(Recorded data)
########

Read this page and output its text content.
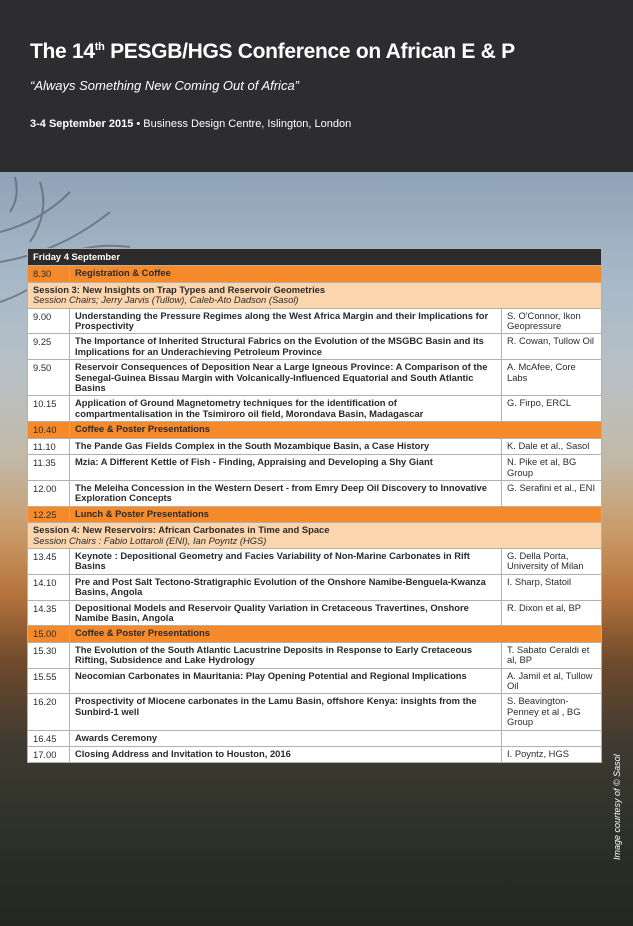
The 14th PESGB/HGS Conference on African E & P
“Always Something New Coming Out of Africa”
3-4 September 2015 • Business Design Centre, Islington, London
Image courtesy of © Sasol
Friday 4 September		
8.30	Registration & Coffee	

Session 3: New Insights on Trap Types and Reservoir Geometries
Session Chairs; Jerry Jarvis (Tullow), Caleb-Ato Dadson (Sasol)		

9.00	Understanding the Pressure Regimes along the West Africa Margin and their Implications for Prospectivity	S. O'Connor, Ikon Geopressure
9.25	The Importance of Inherited Structural Fabrics on the Evolution of the MSGBC Basin and its Implications for an Underachieving Petroleum Province	R. Cowan, Tullow Oil
9.50	Reservoir Consequences of Deposition Near a Large Igneous Province: A Comparison of the Senegal-Guinea Bissau Margin with Volcanically-Influenced Equatorial and South Atlantic Basins	A. McAfee, Core Labs
10.15	Application of Ground Magnetometry techniques for the identification of compartmentalisation in the Tsimiroro oil field, Morondava Basin, Madagascar	G. Firpo, ERCL
10.40	Coffee & Poster Presentations	
11.10	The Pande Gas Fields Complex in the South Mozambique Basin, a Case History	K. Dale et al., Sasol
11.35	Mzia: A Different Kettle of Fish - Finding, Appraising and Developing a Shy Giant	N. Pike et al, BG Group
12.00	The Meleiha Concession in the Western Desert - from Emry Deep Oil Discovery to Innovative Exploration Concepts	G. Serafini et al., ENI
12.25	Lunch & Poster Presentations	

Session 4: New Reservoirs: African Carbonates in Time and Space
Session Chairs : Fabio Lottaroli (ENI), Ian Poyntz (HGS)		

13.45	Keynote : Depositional Geometry and Facies Variability of Non-Marine Carbonates in Rift Basins	G. Della Porta, University of Milan
14.10	Pre and Post Salt Tectono-Stratigraphic Evolution of the Onshore Namibe-Benguela-Kwanza Basins, Angola	I. Sharp, Statoil
14.35	Depositional Models and Reservoir Quality Variation in Cretaceous Travertines, Onshore Namibe Basin, Angola	R. Dixon et al, BP
15.00	Coffee & Poster Presentations	
15.30	The Evolution of the South Atlantic Lacustrine Deposits in Response to Early Cretaceous Rifting, Subsidence and Lake Hydrology	T. Sabato Ceraldi et al, BP
15.55	Neocomian Carbonates in Mauritania: Play Opening Potential and Regional Implications	A. Jamil et al, Tullow Oil
16.20	Prospectivity of Miocene carbonates in the Lamu Basin, offshore Kenya: insights from the Sunbird-1 well	S. Beavington-Penney et al , BG Group
16.45	Awards Ceremony	
17.00	Closing Address and Invitation to Houston, 2016	I. Poyntz, HGS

########

** Directions for this task **
Find and copy each line above that includes the string "Atlantic".

** Response to this exercise **
9.50	Reservoir Consequences of Deposition Near a Large Igneous Province: A Comparison of the Senegal-Guinea Bissau Margin with Volcanically-Influenced Equatorial and South Atlantic Basins	A. McAfee, Core Labs
15.30	The Evolution of the South Atlantic Lacustrine Deposits in Response to Early Cretaceous Rifting, Subsidence and Lake Hydrology	T. Sabato Ceraldi et al, BP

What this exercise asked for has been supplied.